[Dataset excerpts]
══════════
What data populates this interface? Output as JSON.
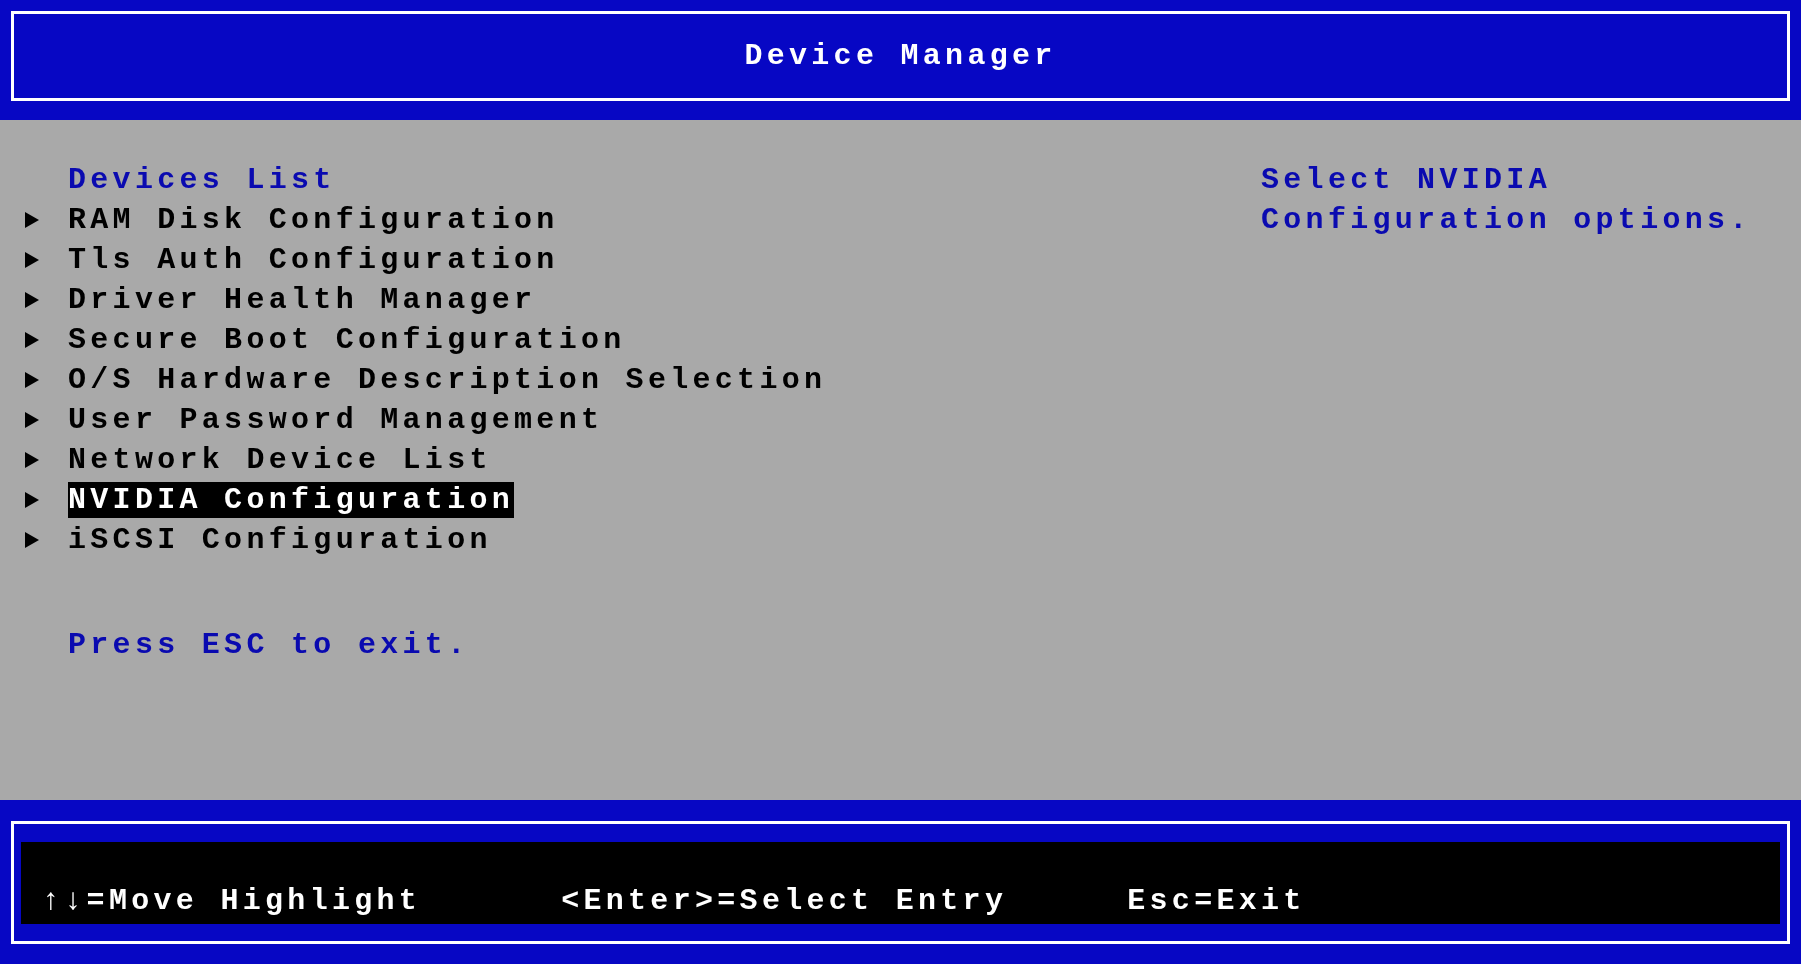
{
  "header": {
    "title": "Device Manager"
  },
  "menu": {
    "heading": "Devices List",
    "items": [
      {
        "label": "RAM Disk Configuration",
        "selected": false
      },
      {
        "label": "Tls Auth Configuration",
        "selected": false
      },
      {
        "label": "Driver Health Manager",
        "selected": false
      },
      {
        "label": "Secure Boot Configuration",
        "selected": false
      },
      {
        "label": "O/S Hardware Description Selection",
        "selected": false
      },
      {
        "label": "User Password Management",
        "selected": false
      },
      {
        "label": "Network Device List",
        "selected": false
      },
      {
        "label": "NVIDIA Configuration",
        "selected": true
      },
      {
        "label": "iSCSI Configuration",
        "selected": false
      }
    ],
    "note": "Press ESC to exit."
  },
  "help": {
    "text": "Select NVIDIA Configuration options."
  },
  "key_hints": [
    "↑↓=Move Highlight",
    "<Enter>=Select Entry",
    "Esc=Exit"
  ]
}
══════════
What to work on
The records above need to be given again exactly. Omit the pictures.

Output for this task
What data populates this interface? Output as JSON.
{
  "header": {
    "title": "Device Manager"
  },
  "menu": {
    "heading": "Devices List",
    "items": [
      {
        "label": "RAM Disk Configuration",
        "selected": false
      },
      {
        "label": "Tls Auth Configuration",
        "selected": false
      },
      {
        "label": "Driver Health Manager",
        "selected": false
      },
      {
        "label": "Secure Boot Configuration",
        "selected": false
      },
      {
        "label": "O/S Hardware Description Selection",
        "selected": false
      },
      {
        "label": "User Password Management",
        "selected": false
      },
      {
        "label": "Network Device List",
        "selected": false
      },
      {
        "label": "NVIDIA Configuration",
        "selected": true
      },
      {
        "label": "iSCSI Configuration",
        "selected": false
      }
    ],
    "note": "Press ESC to exit."
  },
  "help": {
    "text": "Select NVIDIA Configuration options."
  },
  "key_hints": [
    "↑↓=Move Highlight",
    "<Enter>=Select Entry",
    "Esc=Exit"
  ]
}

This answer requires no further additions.